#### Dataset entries
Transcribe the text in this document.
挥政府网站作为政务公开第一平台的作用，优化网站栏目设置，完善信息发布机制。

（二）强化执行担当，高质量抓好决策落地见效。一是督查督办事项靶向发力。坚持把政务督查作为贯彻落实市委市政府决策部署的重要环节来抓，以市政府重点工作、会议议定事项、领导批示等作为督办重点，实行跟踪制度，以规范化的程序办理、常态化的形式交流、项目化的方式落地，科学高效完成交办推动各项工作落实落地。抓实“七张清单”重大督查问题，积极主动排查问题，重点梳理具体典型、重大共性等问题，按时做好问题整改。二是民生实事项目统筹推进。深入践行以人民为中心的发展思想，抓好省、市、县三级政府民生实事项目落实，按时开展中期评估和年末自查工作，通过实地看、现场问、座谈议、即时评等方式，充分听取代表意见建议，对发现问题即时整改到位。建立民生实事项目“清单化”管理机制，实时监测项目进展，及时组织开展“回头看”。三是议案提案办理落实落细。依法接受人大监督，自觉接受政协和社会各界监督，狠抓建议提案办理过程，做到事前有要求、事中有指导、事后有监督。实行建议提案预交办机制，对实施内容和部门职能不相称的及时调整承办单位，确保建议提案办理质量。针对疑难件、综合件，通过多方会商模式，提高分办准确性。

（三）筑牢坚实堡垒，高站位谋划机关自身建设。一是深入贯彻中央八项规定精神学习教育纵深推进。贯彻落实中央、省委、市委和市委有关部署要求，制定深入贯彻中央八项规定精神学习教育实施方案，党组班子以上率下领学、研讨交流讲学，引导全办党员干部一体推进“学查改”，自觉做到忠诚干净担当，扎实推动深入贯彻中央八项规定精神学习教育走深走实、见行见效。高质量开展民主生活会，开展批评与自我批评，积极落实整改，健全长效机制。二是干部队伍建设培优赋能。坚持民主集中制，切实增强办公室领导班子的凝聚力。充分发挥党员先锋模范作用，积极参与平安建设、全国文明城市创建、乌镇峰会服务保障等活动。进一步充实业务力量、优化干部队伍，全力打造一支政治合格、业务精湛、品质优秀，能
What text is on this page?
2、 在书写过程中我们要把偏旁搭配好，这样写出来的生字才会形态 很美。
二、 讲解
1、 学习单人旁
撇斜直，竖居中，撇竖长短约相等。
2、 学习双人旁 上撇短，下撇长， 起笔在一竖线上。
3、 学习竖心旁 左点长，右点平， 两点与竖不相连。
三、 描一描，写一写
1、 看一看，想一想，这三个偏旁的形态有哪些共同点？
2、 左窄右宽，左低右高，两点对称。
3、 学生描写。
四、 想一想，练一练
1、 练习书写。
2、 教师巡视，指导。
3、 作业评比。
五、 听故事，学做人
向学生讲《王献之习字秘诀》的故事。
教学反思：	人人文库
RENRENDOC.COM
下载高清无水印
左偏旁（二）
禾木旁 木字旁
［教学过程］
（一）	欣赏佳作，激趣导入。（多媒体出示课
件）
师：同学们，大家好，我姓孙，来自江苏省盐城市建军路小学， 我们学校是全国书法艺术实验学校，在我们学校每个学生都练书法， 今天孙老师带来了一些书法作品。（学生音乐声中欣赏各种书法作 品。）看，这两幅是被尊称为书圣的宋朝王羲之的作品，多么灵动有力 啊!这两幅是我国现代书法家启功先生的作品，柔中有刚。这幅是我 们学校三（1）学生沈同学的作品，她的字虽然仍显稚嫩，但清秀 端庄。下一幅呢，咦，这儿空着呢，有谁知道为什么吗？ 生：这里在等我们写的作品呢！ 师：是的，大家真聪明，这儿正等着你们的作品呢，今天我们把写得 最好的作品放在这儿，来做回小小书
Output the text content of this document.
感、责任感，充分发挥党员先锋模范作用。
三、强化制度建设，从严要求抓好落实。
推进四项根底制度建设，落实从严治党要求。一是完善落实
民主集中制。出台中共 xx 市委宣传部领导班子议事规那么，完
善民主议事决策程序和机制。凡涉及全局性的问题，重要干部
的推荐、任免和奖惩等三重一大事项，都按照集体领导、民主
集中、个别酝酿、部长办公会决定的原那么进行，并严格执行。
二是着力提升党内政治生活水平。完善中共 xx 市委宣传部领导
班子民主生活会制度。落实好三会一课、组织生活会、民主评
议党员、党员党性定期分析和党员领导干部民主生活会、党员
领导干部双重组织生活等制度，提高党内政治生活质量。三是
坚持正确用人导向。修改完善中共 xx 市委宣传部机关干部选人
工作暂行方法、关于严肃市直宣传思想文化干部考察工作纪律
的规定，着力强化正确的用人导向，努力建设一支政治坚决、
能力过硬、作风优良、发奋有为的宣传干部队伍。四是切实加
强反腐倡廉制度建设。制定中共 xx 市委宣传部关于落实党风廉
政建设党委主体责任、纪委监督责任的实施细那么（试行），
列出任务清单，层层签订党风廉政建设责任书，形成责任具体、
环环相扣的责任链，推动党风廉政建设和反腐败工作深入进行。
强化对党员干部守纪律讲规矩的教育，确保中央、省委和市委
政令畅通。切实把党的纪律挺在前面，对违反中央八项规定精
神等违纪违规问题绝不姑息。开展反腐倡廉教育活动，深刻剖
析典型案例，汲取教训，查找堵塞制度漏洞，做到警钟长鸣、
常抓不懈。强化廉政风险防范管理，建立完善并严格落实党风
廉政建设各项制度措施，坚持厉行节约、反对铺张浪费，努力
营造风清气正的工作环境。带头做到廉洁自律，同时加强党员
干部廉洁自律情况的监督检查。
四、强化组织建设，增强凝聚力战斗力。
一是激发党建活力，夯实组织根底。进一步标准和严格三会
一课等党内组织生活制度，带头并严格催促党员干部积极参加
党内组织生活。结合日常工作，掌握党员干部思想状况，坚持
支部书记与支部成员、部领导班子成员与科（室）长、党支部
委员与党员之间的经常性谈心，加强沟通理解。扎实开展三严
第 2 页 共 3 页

#### Problem description
Retype every entry word for word.

#### Full solution
Transcribe the text in this document.
挥政府网站作为政务公开第一平台的作用，优化网站栏目设置，完善信息发布机制。

（二）强化执行担当，高质量抓好决策落地见效。一是督查督办事项靶向发力。坚持把政务督查作为贯彻落实市委市政府决策部署的重要环节来抓，以市政府重点工作、会议议定事项、领导批示等作为督办重点，实行跟踪制度，以规范化的程序办理、常态化的形式交流、项目化的方式落地，科学高效完成交办推动各项工作落实落地。抓实“七张清单”重大督查问题，积极主动排查问题，重点梳理具体典型、重大共性等问题，按时做好问题整改。二是民生实事项目统筹推进。深入践行以人民为中心的发展思想，抓好省、市、县三级政府民生实事项目落实，按时开展中期评估和年末自查工作，通过实地看、现场问、座谈议、即时评等方式，充分听取代表意见建议，对发现问题即时整改到位。建立民生实事项目“清单化”管理机制，实时监测项目进展，及时组织开展“回头看”。三是议案提案办理落实落细。依法接受人大监督，自觉接受政协和社会各界监督，狠抓建议提案办理过程，做到事前有要求、事中有指导、事后有监督。实行建议提案预交办机制，对实施内容和部门职能不相称的及时调整承办单位，确保建议提案办理质量。针对疑难件、综合件，通过多方会商模式，提高分办准确性。

（三）筑牢坚实堡垒，高站位谋划机关自身建设。一是深入贯彻中央八项规定精神学习教育纵深推进。贯彻落实中央、省委、市委和市委有关部署要求，制定深入贯彻中央八项规定精神学习教育实施方案，党组班子以上率下领学、研讨交流讲学，引导全办党员干部一体推进“学查改”，自觉做到忠诚干净担当，扎实推动深入贯彻中央八项规定精神学习教育走深走实、见行见效。高质量开展民主生活会，开展批评与自我批评，积极落实整改，健全长效机制。二是干部队伍建设培优赋能。坚持民主集中制，切实增强办公室领导班子的凝聚力。充分发挥党员先锋模范作用，积极参与平安建设、全国文明城市创建、乌镇峰会服务保障等活动。进一步充实业务力量、优化干部队伍，全力打造一支政治合格、业务精湛、品质优秀，能
What text is on this page?
2、 在书写过程中我们要把偏旁搭配好，这样写出来的生字才会形态 很美。
二、 讲解
1、 学习单人旁
撇斜直，竖居中，撇竖长短约相等。
2、 学习双人旁 上撇短，下撇长， 起笔在一竖线上。
3、 学习竖心旁 左点长，右点平， 两点与竖不相连。
三、 描一描，写一写
1、 看一看，想一想，这三个偏旁的形态有哪些共同点？
2、 左窄右宽，左低右高，两点对称。
3、 学生描写。
四、 想一想，练一练
1、 练习书写。
2、 教师巡视，指导。
3、 作业评比。
五、 听故事，学做人
向学生讲《王献之习字秘诀》的故事。
教学反思：	人人文库
RENRENDOC.COM
下载高清无水印
左偏旁（二）
禾木旁 木字旁
［教学过程］
（一）	欣赏佳作，激趣导入。（多媒体出示课
件）
师：同学们，大家好，我姓孙，来自江苏省盐城市建军路小学， 我们学校是全国书法艺术实验学校，在我们学校每个学生都练书法， 今天孙老师带来了一些书法作品。（学生音乐声中欣赏各种书法作 品。）看，这两幅是被尊称为书圣的宋朝王羲之的作品，多么灵动有力 啊!这两幅是我国现代书法家启功先生的作品，柔中有刚。这幅是我 们学校三（1）学生沈同学的作品，她的字虽然仍显稚嫩，但清秀 端庄。下一幅呢，咦，这儿空着呢，有谁知道为什么吗？ 生：这里在等我们写的作品呢！ 师：是的，大家真聪明，这儿正等着你们的作品呢，今天我们把写得 最好的作品放在这儿，来做回小小书
Output the text content of this document.
感、责任感，充分发挥党员先锋模范作用。
三、强化制度建设，从严要求抓好落实。
推进四项根底制度建设，落实从严治党要求。一是完善落实
民主集中制。出台中共 xx 市委宣传部领导班子议事规那么，完
善民主议事决策程序和机制。凡涉及全局性的问题，重要干部
的推荐、任免和奖惩等三重一大事项，都按照集体领导、民主
集中、个别酝酿、部长办公会决定的原那么进行，并严格执行。
二是着力提升党内政治生活水平。完善中共 xx 市委宣传部领导
班子民主生活会制度。落实好三会一课、组织生活会、民主评
议党员、党员党性定期分析和党员领导干部民主生活会、党员
领导干部双重组织生活等制度，提高党内政治生活质量。三是
坚持正确用人导向。修改完善中共 xx 市委宣传部机关干部选人
工作暂行方法、关于严肃市直宣传思想文化干部考察工作纪律
的规定，着力强化正确的用人导向，努力建设一支政治坚决、
能力过硬、作风优良、发奋有为的宣传干部队伍。四是切实加
强反腐倡廉制度建设。制定中共 xx 市委宣传部关于落实党风廉
政建设党委主体责任、纪委监督责任的实施细那么（试行），
列出任务清单，层层签订党风廉政建设责任书，形成责任具体、
环环相扣的责任链，推动党风廉政建设和反腐败工作深入进行。
强化对党员干部守纪律讲规矩的教育，确保中央、省委和市委
政令畅通。切实把党的纪律挺在前面，对违反中央八项规定精
神等违纪违规问题绝不姑息。开展反腐倡廉教育活动，深刻剖
析典型案例，汲取教训，查找堵塞制度漏洞，做到警钟长鸣、
常抓不懈。强化廉政风险防范管理，建立完善并严格落实党风
廉政建设各项制度措施，坚持厉行节约、反对铺张浪费，努力
营造风清气正的工作环境。带头做到廉洁自律，同时加强党员
干部廉洁自律情况的监督检查。
四、强化组织建设，增强凝聚力战斗力。
一是激发党建活力，夯实组织根底。进一步标准和严格三会
一课等党内组织生活制度，带头并严格催促党员干部积极参加
党内组织生活。结合日常工作，掌握党员干部思想状况，坚持
支部书记与支部成员、部领导班子成员与科（室）长、党支部
委员与党员之间的经常性谈心，加强沟通理解。扎实开展三严
第 2 页 共 3 页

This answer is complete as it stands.